* Exercise aim
Return the number of lines holding "Date", with nothing added.

(Items listed in a dataset)
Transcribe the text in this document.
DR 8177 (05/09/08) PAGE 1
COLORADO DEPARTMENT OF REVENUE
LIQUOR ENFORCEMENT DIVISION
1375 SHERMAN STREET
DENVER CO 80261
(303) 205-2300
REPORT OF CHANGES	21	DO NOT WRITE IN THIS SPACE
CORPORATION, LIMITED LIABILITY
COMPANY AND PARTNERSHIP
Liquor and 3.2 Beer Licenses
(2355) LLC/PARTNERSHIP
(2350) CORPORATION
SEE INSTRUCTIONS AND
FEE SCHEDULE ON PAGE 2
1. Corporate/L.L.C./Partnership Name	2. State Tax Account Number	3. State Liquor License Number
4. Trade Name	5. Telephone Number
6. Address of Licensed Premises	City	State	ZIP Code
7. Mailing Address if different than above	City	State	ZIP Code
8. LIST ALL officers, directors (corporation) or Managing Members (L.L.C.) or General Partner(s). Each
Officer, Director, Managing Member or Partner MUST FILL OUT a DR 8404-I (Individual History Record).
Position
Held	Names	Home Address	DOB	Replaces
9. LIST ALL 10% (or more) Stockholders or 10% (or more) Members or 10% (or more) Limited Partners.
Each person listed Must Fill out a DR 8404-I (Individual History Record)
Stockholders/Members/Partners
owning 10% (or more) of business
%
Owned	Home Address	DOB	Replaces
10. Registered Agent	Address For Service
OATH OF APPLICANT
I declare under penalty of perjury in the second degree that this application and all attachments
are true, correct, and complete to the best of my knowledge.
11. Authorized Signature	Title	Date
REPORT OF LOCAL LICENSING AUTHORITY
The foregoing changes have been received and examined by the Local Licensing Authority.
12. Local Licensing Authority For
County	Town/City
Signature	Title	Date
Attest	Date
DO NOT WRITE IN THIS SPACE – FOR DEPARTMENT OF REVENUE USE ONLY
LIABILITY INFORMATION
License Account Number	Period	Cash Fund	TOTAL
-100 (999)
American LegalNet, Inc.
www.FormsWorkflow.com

* Written answer
3